Stored data entries:

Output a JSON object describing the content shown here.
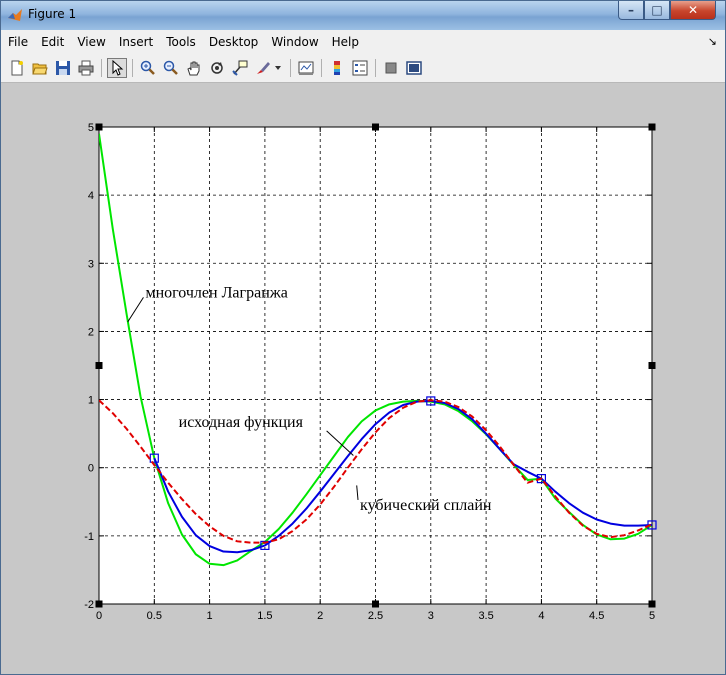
{
  "window": {
    "title": "Figure 1"
  },
  "caption_buttons": {
    "minimize": "–",
    "maximize": "□",
    "close": "✕"
  },
  "menu": {
    "items": [
      {
        "label": "File"
      },
      {
        "label": "Edit"
      },
      {
        "label": "View"
      },
      {
        "label": "Insert"
      },
      {
        "label": "Tools"
      },
      {
        "label": "Desktop"
      },
      {
        "label": "Window"
      },
      {
        "label": "Help"
      }
    ],
    "dock_arrow": "↘"
  },
  "toolbar": {
    "buttons": [
      {
        "name": "new-figure-icon"
      },
      {
        "name": "open-file-icon"
      },
      {
        "name": "save-icon"
      },
      {
        "name": "print-icon"
      },
      {
        "name": "edit-plot-icon",
        "active": true
      },
      {
        "name": "zoom-in-icon"
      },
      {
        "name": "zoom-out-icon"
      },
      {
        "name": "pan-hand-icon"
      },
      {
        "name": "rotate-3d-icon"
      },
      {
        "name": "data-cursor-icon"
      },
      {
        "name": "brush-icon"
      },
      {
        "name": "link-plot-icon"
      },
      {
        "name": "insert-colorbar-icon"
      },
      {
        "name": "insert-legend-icon"
      },
      {
        "name": "hide-plot-tools-icon"
      },
      {
        "name": "show-plot-tools-icon"
      }
    ]
  },
  "chart_data": {
    "type": "line",
    "title": "",
    "xlabel": "",
    "ylabel": "",
    "xlim": [
      0,
      5
    ],
    "ylim": [
      -2,
      5
    ],
    "xticks": [
      "0",
      "0.5",
      "1",
      "1.5",
      "2",
      "2.5",
      "3",
      "3.5",
      "4",
      "4.5",
      "5"
    ],
    "yticks": [
      "-2",
      "-1",
      "0",
      "1",
      "2",
      "3",
      "4",
      "5"
    ],
    "grid": "dashed",
    "series": [
      {
        "color": "#00e600",
        "style": "solid",
        "x": [
          0,
          0.125,
          0.25,
          0.375,
          0.5,
          0.625,
          0.75,
          0.875,
          1,
          1.125,
          1.25,
          1.375,
          1.5,
          1.625,
          1.75,
          1.875,
          2,
          2.125,
          2.25,
          2.375,
          2.5,
          2.625,
          2.75,
          2.875,
          3,
          3.125,
          3.25,
          3.375,
          3.5,
          3.625,
          3.75,
          3.875,
          4,
          4.125,
          4.25,
          4.375,
          4.5,
          4.625,
          4.75,
          4.875,
          5
        ],
        "y": [
          4.9,
          3.5,
          2.25,
          1.05,
          0.14,
          -0.52,
          -0.98,
          -1.27,
          -1.41,
          -1.43,
          -1.36,
          -1.22,
          -1.09,
          -0.9,
          -0.66,
          -0.39,
          -0.11,
          0.17,
          0.45,
          0.68,
          0.84,
          0.93,
          0.97,
          0.98,
          0.97,
          0.93,
          0.83,
          0.68,
          0.49,
          0.27,
          0.04,
          -0.18,
          -0.16,
          -0.45,
          -0.65,
          -0.84,
          -0.98,
          -1.05,
          -1.04,
          -0.97,
          -0.84
        ]
      },
      {
        "color": "#0000e0",
        "style": "solid",
        "x": [
          0.5,
          0.625,
          0.75,
          0.875,
          1,
          1.125,
          1.25,
          1.375,
          1.5,
          1.625,
          1.75,
          1.875,
          2,
          2.125,
          2.25,
          2.375,
          2.5,
          2.625,
          2.75,
          2.875,
          3,
          3.125,
          3.25,
          3.375,
          3.5,
          3.625,
          3.75,
          3.875,
          4,
          4.125,
          4.25,
          4.375,
          4.5,
          4.625,
          4.75,
          4.875,
          5
        ],
        "y": [
          0.14,
          -0.35,
          -0.72,
          -0.99,
          -1.15,
          -1.23,
          -1.24,
          -1.21,
          -1.14,
          -1.0,
          -0.82,
          -0.6,
          -0.35,
          -0.09,
          0.17,
          0.42,
          0.64,
          0.81,
          0.92,
          0.97,
          0.98,
          0.95,
          0.86,
          0.71,
          0.5,
          0.27,
          0.05,
          -0.06,
          -0.16,
          -0.35,
          -0.52,
          -0.66,
          -0.76,
          -0.82,
          -0.85,
          -0.85,
          -0.84
        ],
        "markers": {
          "x": [
            0.5,
            1.5,
            3,
            4,
            5
          ],
          "y": [
            0.14,
            -1.14,
            0.98,
            -0.16,
            -0.84
          ],
          "shape": "square"
        }
      },
      {
        "color": "#e00000",
        "style": "dashed",
        "x": [
          0,
          0.125,
          0.25,
          0.375,
          0.5,
          0.625,
          0.75,
          0.875,
          1,
          1.125,
          1.25,
          1.375,
          1.5,
          1.625,
          1.75,
          1.875,
          2,
          2.125,
          2.25,
          2.375,
          2.5,
          2.625,
          2.75,
          2.875,
          3,
          3.125,
          3.25,
          3.375,
          3.5,
          3.625,
          3.75,
          3.875,
          4,
          4.125,
          4.25,
          4.375,
          4.5,
          4.625,
          4.75,
          4.875,
          5
        ],
        "y": [
          0.99,
          0.8,
          0.57,
          0.31,
          0.04,
          -0.22,
          -0.46,
          -0.68,
          -0.86,
          -1.0,
          -1.08,
          -1.1,
          -1.1,
          -1.05,
          -0.93,
          -0.76,
          -0.54,
          -0.28,
          0.0,
          0.27,
          0.52,
          0.73,
          0.88,
          0.97,
          0.99,
          0.97,
          0.89,
          0.75,
          0.55,
          0.31,
          0.04,
          -0.22,
          -0.16,
          -0.42,
          -0.66,
          -0.85,
          -0.97,
          -1.02,
          -0.99,
          -0.92,
          -0.83
        ]
      }
    ],
    "annotations": [
      {
        "text": "многочлен Лагранжа",
        "x": 0.42,
        "y": 2.5,
        "arrow_to": [
          0.26,
          2.14
        ]
      },
      {
        "text": "исходная функция",
        "x": 0.72,
        "y": 0.6,
        "arrow_to": [
          2.3,
          0.18
        ]
      },
      {
        "text": "кубический сплайн",
        "x": 2.36,
        "y": -0.62,
        "arrow_to": [
          2.33,
          -0.26
        ]
      }
    ]
  }
}
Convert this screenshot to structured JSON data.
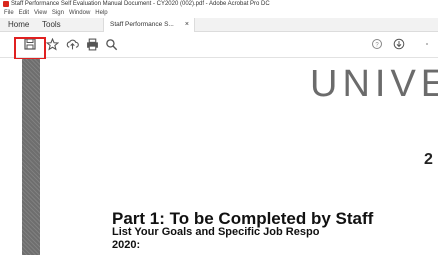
{
  "window": {
    "title": "Staff Performance Self Evaluation Manual Document - CY2020 (002).pdf - Adobe Acrobat Pro DC"
  },
  "menu": {
    "items": [
      "File",
      "Edit",
      "View",
      "Sign",
      "Window",
      "Help"
    ]
  },
  "tabs": {
    "home": "Home",
    "tools": "Tools",
    "document": "Staff Performance S...",
    "close": "×"
  },
  "toolbar": {
    "icons": [
      "save-icon",
      "bookmark-star-icon",
      "upload-icon",
      "print-icon",
      "search-icon",
      "help-icon",
      "download-icon"
    ],
    "highlight_color": "#e02020"
  },
  "document": {
    "header_fragment": "UNIVE",
    "number_fragment": "2",
    "part_heading": "Part 1:  To be Completed by Staff",
    "goals_line": "List Your Goals and Specific Job Respo",
    "year_line": "2020:"
  }
}
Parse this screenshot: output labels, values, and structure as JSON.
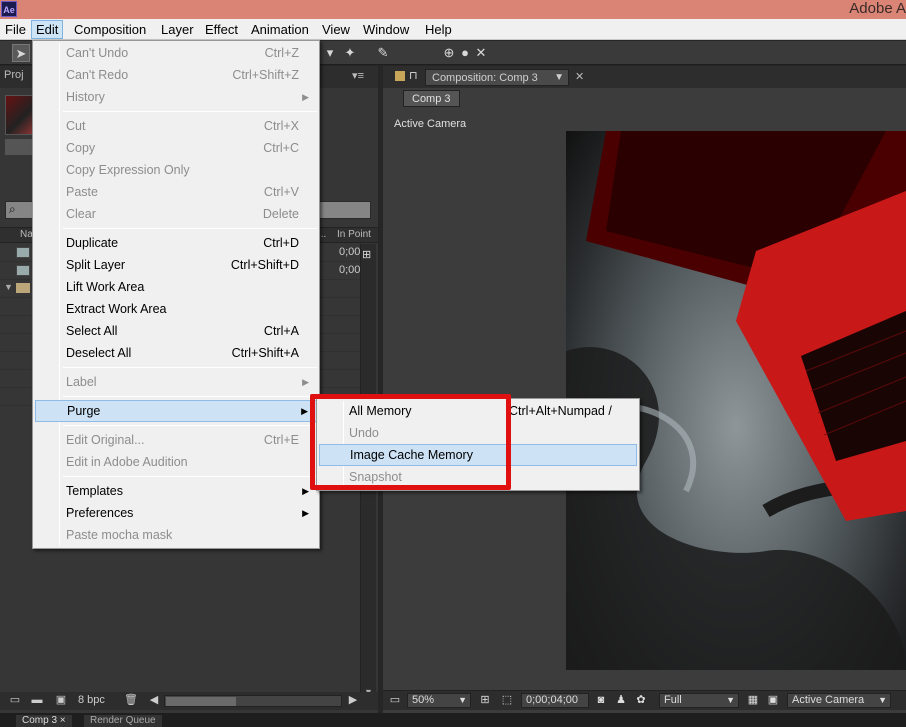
{
  "titlebar": {
    "logo": "Ae",
    "app_title": "Adobe A"
  },
  "menubar": {
    "items": [
      "File",
      "Edit",
      "Composition",
      "Layer",
      "Effect",
      "Animation",
      "View",
      "Window",
      "Help"
    ]
  },
  "toolbar": {
    "icons": [
      "selection-tool",
      "puppet-pin",
      "puppet-overlap",
      "pin",
      "snap",
      "circle",
      "feather"
    ]
  },
  "project": {
    "tab_label": "Proj",
    "col_name": "Na",
    "col_dots": "...",
    "col_in_point": "In Point",
    "rows": [
      {
        "type": "comp",
        "in_point": "0;00"
      },
      {
        "type": "comp",
        "in_point": "0;00"
      },
      {
        "type": "folder",
        "in_point": ""
      }
    ],
    "footer_bpc": "8 bpc"
  },
  "comp": {
    "tab_label": "Composition: Comp 3",
    "breadcrumb": "Comp 3",
    "view_label": "Active Camera",
    "footer": {
      "zoom": "50%",
      "timecode": "0;00;04;00",
      "resolution": "Full",
      "camera": "Active Camera"
    }
  },
  "bottom_tabs": [
    "Comp 3",
    "Render Queue"
  ],
  "edit_menu": {
    "items": [
      {
        "label": "Can't Undo",
        "shortcut": "Ctrl+Z",
        "disabled": true
      },
      {
        "label": "Can't Redo",
        "shortcut": "Ctrl+Shift+Z",
        "disabled": true
      },
      {
        "label": "History",
        "shortcut": "",
        "disabled": true,
        "submenu": true
      },
      {
        "label": "Cut",
        "shortcut": "Ctrl+X",
        "disabled": true
      },
      {
        "label": "Copy",
        "shortcut": "Ctrl+C",
        "disabled": true
      },
      {
        "label": "Copy Expression Only",
        "shortcut": "",
        "disabled": true
      },
      {
        "label": "Paste",
        "shortcut": "Ctrl+V",
        "disabled": true
      },
      {
        "label": "Clear",
        "shortcut": "Delete",
        "disabled": true
      },
      {
        "label": "Duplicate",
        "shortcut": "Ctrl+D",
        "disabled": false
      },
      {
        "label": "Split Layer",
        "shortcut": "Ctrl+Shift+D",
        "disabled": false
      },
      {
        "label": "Lift Work Area",
        "shortcut": "",
        "disabled": false
      },
      {
        "label": "Extract Work Area",
        "shortcut": "",
        "disabled": false
      },
      {
        "label": "Select All",
        "shortcut": "Ctrl+A",
        "disabled": false
      },
      {
        "label": "Deselect All",
        "shortcut": "Ctrl+Shift+A",
        "disabled": false
      },
      {
        "label": "Label",
        "shortcut": "",
        "disabled": true,
        "submenu": true
      },
      {
        "label": "Purge",
        "shortcut": "",
        "disabled": false,
        "submenu": true,
        "highlighted": true
      },
      {
        "label": "Edit Original...",
        "shortcut": "Ctrl+E",
        "disabled": true
      },
      {
        "label": "Edit in Adobe Audition",
        "shortcut": "",
        "disabled": true
      },
      {
        "label": "Templates",
        "shortcut": "",
        "disabled": false,
        "submenu": true
      },
      {
        "label": "Preferences",
        "shortcut": "",
        "disabled": false,
        "submenu": true
      },
      {
        "label": "Paste mocha mask",
        "shortcut": "",
        "disabled": true
      }
    ]
  },
  "purge_menu": {
    "items": [
      {
        "label": "All Memory",
        "shortcut": "Ctrl+Alt+Numpad /",
        "disabled": false
      },
      {
        "label": "Undo",
        "shortcut": "",
        "disabled": true
      },
      {
        "label": "Image Cache Memory",
        "shortcut": "",
        "disabled": false,
        "highlighted": true
      },
      {
        "label": "Snapshot",
        "shortcut": "",
        "disabled": true
      }
    ]
  },
  "colors": {
    "highlight_outline": "#e01010",
    "menu_highlight": "#cde2f5"
  }
}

#### Task directions
Where a line holds "type", copy that line.

#### Finished task
    "type": "line",
        "type": "comp",
        "type": "comp",
        "type": "folder",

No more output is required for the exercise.